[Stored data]
----------
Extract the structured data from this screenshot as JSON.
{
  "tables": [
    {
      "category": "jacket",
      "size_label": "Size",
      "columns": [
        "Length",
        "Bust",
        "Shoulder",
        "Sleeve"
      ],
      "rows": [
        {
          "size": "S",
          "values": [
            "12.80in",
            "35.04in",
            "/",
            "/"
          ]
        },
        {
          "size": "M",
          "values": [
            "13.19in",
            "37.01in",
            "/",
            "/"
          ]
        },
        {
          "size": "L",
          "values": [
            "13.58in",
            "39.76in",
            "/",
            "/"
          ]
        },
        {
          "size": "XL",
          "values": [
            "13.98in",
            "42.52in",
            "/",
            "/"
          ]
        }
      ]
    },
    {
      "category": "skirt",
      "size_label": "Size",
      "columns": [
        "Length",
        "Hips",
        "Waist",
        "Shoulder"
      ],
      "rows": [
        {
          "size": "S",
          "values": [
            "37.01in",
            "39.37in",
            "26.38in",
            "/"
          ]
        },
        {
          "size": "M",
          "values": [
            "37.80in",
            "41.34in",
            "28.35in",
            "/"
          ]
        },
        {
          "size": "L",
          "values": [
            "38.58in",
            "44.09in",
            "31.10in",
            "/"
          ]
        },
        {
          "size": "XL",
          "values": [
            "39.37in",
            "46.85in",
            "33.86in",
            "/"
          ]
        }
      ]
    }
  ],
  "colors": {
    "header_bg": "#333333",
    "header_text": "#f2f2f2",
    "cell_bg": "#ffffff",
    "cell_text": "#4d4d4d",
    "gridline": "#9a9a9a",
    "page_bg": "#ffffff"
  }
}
----------
• _THE REQUEST_
Copy the entries above exactly, leaving none out.

• _PROBLEM SOLUTION_
Extract the structured data from this screenshot as JSON.
{
  "tables": [
    {
      "category": "jacket",
      "size_label": "Size",
      "columns": [
        "Length",
        "Bust",
        "Shoulder",
        "Sleeve"
      ],
      "rows": [
        {
          "size": "S",
          "values": [
            "12.80in",
            "35.04in",
            "/",
            "/"
          ]
        },
        {
          "size": "M",
          "values": [
            "13.19in",
            "37.01in",
            "/",
            "/"
          ]
        },
        {
          "size": "L",
          "values": [
            "13.58in",
            "39.76in",
            "/",
            "/"
          ]
        },
        {
          "size": "XL",
          "values": [
            "13.98in",
            "42.52in",
            "/",
            "/"
          ]
        }
      ]
    },
    {
      "category": "skirt",
      "size_label": "Size",
      "columns": [
        "Length",
        "Hips",
        "Waist",
        "Shoulder"
      ],
      "rows": [
        {
          "size": "S",
          "values": [
            "37.01in",
            "39.37in",
            "26.38in",
            "/"
          ]
        },
        {
          "size": "M",
          "values": [
            "37.80in",
            "41.34in",
            "28.35in",
            "/"
          ]
        },
        {
          "size": "L",
          "values": [
            "38.58in",
            "44.09in",
            "31.10in",
            "/"
          ]
        },
        {
          "size": "XL",
          "values": [
            "39.37in",
            "46.85in",
            "33.86in",
            "/"
          ]
        }
      ]
    }
  ],
  "colors": {
    "header_bg": "#333333",
    "header_text": "#f2f2f2",
    "cell_bg": "#ffffff",
    "cell_text": "#4d4d4d",
    "gridline": "#9a9a9a",
    "page_bg": "#ffffff"
  }
}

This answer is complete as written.